Goal
Go through the lines below and copy each one that holds the string "ships".

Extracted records
- - -

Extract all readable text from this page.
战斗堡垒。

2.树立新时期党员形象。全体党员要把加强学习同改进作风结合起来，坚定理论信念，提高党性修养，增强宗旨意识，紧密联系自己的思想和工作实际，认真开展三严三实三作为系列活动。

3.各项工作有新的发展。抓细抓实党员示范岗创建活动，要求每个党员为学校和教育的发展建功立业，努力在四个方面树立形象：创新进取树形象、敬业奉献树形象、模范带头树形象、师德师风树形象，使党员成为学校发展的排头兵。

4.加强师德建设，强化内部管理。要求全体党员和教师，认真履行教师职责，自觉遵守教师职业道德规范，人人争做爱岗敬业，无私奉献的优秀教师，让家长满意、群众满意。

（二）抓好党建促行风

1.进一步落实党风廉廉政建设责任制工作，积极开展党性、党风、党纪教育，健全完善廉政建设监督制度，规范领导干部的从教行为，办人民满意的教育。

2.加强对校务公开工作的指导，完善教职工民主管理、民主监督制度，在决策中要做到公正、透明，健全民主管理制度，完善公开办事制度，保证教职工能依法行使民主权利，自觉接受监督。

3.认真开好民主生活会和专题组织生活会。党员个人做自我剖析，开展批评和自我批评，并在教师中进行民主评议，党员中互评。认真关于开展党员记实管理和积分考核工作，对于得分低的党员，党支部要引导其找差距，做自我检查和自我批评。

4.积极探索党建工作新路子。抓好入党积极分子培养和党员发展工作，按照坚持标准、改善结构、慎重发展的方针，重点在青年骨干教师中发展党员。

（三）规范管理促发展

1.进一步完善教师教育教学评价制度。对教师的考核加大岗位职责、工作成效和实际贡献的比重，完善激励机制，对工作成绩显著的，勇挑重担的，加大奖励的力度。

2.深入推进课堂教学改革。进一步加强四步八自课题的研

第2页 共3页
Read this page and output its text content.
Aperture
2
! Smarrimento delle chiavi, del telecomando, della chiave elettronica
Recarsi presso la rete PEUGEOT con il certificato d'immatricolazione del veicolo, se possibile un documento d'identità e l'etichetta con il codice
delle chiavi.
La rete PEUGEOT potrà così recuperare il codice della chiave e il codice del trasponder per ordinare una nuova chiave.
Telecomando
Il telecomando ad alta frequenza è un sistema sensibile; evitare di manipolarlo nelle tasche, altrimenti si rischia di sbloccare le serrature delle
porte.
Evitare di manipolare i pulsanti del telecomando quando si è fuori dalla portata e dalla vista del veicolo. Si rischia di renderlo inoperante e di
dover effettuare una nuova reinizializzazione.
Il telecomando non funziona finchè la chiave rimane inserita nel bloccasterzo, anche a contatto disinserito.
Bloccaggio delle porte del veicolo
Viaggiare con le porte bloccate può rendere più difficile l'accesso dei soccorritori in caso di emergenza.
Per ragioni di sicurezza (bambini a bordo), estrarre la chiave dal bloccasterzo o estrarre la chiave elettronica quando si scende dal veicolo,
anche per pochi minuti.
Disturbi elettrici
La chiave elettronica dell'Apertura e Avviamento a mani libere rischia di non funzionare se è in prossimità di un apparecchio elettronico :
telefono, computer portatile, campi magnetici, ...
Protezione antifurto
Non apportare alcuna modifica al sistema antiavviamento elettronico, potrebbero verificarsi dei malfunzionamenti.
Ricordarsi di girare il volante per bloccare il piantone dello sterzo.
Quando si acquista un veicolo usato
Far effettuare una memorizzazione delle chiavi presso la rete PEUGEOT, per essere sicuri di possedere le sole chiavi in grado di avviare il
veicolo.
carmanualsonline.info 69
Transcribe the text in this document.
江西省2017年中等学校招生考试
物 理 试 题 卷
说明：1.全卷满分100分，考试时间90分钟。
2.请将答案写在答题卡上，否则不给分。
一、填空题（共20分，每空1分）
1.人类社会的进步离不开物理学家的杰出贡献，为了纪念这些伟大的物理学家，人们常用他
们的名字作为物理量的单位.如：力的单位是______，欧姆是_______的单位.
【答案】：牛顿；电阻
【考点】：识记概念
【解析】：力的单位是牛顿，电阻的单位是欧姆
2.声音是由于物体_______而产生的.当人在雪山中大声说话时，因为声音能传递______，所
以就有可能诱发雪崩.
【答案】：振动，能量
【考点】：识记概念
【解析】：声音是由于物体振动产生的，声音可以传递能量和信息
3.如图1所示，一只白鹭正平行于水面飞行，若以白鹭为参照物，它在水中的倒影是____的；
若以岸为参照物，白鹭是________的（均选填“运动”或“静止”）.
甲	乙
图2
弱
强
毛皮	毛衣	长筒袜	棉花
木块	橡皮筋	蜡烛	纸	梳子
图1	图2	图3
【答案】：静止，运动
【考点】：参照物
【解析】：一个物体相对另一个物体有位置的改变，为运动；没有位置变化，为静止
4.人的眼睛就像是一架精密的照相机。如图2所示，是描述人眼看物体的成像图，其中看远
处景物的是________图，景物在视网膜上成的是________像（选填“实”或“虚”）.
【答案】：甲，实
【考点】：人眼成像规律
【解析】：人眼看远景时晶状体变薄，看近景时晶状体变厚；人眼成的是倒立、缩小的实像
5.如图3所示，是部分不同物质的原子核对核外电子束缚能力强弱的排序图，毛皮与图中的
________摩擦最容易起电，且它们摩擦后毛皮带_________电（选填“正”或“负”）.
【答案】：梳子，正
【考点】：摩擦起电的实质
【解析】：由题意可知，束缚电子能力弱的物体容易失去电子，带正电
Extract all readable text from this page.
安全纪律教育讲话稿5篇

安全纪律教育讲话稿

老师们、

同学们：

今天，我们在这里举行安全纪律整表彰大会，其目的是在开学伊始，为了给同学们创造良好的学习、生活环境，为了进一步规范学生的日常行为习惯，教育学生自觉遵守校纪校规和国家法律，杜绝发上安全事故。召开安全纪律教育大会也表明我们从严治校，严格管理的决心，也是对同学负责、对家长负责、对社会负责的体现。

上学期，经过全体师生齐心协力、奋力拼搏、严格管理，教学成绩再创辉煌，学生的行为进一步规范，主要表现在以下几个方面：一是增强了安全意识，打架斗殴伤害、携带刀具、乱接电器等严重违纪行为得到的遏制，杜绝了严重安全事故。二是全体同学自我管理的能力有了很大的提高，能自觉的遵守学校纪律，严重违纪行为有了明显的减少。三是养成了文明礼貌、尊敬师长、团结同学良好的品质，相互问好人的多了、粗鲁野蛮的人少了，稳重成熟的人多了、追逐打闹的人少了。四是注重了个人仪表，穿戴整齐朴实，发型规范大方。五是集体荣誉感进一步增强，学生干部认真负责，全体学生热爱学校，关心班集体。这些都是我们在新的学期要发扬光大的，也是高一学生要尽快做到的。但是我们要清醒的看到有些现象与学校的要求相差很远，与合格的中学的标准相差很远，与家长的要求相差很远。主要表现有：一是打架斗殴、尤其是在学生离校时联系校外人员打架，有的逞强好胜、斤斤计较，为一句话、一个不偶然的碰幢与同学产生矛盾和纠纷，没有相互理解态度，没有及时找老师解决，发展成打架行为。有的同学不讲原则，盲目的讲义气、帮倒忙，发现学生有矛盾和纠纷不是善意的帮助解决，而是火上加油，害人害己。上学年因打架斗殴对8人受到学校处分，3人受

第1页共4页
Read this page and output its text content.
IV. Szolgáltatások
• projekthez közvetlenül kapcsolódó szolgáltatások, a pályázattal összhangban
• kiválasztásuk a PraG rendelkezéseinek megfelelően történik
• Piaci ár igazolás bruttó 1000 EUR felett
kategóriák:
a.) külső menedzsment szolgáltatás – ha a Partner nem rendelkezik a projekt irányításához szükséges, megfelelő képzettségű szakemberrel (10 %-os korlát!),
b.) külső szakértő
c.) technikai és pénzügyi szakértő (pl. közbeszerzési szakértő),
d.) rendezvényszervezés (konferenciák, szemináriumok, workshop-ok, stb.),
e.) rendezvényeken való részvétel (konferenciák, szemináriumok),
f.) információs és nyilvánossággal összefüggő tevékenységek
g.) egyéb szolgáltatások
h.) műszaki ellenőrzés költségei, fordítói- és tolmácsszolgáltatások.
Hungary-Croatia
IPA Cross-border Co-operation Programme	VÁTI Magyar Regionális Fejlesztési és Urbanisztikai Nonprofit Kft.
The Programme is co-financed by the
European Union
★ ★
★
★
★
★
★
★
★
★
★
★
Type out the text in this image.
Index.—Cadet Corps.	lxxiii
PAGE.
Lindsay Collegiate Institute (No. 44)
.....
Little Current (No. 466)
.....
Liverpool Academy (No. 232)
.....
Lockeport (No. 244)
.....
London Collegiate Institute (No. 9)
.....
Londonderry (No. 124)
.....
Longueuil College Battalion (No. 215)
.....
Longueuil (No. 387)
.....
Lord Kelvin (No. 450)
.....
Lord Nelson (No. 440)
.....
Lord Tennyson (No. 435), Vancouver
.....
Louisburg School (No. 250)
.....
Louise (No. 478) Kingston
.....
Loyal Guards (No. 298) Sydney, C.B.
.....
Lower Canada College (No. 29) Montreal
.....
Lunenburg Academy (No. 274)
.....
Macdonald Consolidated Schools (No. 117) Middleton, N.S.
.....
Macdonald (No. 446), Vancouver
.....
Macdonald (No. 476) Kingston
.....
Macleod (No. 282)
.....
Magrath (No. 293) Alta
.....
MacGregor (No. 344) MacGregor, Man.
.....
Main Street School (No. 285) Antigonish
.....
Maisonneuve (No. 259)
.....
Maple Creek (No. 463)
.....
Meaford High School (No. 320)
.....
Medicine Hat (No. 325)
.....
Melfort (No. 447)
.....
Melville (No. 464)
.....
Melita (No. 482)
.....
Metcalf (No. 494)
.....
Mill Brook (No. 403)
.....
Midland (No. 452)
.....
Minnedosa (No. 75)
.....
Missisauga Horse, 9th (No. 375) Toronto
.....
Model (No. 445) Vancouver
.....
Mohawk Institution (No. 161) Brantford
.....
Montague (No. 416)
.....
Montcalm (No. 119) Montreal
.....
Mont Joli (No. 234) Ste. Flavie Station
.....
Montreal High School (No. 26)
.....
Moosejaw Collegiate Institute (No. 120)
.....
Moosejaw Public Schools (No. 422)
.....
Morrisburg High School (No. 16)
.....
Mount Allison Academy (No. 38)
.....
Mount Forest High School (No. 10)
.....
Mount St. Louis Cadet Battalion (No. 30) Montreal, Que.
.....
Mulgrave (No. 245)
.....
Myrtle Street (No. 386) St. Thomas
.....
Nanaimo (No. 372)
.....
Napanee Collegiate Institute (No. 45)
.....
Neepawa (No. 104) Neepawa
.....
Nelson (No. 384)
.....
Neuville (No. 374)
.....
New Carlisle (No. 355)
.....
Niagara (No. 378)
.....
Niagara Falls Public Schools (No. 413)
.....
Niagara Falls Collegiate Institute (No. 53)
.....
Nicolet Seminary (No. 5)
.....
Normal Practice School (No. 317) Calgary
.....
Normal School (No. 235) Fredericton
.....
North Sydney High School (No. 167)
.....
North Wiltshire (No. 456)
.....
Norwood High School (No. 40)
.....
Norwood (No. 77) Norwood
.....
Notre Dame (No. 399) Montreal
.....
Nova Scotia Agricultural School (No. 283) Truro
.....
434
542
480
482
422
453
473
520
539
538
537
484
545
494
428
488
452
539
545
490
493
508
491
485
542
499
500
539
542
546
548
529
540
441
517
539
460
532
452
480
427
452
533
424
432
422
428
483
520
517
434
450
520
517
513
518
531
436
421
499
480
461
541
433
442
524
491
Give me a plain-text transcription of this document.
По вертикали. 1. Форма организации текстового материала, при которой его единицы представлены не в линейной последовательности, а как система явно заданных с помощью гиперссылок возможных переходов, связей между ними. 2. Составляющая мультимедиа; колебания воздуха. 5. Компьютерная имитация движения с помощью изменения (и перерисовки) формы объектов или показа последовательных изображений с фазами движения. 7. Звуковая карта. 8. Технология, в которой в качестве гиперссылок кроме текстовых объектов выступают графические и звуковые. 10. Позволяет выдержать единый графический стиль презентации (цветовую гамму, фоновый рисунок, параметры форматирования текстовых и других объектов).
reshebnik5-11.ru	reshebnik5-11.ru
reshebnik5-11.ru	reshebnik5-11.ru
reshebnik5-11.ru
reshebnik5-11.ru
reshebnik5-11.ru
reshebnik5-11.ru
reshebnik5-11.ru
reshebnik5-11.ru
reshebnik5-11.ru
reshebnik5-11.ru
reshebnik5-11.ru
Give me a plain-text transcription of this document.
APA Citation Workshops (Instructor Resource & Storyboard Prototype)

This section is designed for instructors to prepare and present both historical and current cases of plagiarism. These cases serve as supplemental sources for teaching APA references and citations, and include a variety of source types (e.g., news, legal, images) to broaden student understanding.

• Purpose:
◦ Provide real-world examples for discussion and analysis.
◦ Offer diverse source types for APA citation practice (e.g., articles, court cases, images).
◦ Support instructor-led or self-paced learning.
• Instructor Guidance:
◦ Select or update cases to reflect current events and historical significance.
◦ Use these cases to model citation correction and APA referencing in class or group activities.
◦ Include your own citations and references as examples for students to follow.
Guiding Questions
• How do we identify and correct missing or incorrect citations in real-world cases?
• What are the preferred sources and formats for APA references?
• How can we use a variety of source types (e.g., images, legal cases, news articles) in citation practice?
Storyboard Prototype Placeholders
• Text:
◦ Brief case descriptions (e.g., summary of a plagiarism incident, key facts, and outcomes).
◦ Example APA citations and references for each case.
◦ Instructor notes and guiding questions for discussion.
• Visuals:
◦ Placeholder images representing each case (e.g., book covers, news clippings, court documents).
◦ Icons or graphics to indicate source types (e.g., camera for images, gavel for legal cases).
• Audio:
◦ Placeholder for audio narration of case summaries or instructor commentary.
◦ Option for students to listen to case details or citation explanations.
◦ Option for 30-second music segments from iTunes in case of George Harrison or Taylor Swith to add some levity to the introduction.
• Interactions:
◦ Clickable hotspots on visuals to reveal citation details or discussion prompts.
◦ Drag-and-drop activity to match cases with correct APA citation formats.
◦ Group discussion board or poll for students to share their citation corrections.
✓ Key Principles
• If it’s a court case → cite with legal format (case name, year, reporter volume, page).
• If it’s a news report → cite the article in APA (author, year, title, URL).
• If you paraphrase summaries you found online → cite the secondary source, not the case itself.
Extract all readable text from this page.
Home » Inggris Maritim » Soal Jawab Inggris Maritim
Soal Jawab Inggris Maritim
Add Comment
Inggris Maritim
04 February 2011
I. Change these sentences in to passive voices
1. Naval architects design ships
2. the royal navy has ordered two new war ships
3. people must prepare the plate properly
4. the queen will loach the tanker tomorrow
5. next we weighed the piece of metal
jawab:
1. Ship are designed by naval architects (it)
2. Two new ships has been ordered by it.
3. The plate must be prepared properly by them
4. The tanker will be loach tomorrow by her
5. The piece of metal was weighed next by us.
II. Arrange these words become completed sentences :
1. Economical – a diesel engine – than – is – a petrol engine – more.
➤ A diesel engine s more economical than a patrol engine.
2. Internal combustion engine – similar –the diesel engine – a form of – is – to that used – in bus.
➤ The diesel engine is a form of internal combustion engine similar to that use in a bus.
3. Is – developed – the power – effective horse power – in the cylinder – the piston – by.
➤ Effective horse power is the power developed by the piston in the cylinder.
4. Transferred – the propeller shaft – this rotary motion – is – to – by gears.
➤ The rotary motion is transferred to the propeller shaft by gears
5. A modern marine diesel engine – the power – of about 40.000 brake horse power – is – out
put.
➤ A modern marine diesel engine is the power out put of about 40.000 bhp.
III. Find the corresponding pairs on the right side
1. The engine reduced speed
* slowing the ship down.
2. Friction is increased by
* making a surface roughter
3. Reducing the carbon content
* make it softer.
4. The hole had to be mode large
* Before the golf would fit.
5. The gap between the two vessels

- - -

Solved problem
1. Naval architects design ships
2. the royal navy has ordered two new war ships
2. Two new ships has been ordered by it.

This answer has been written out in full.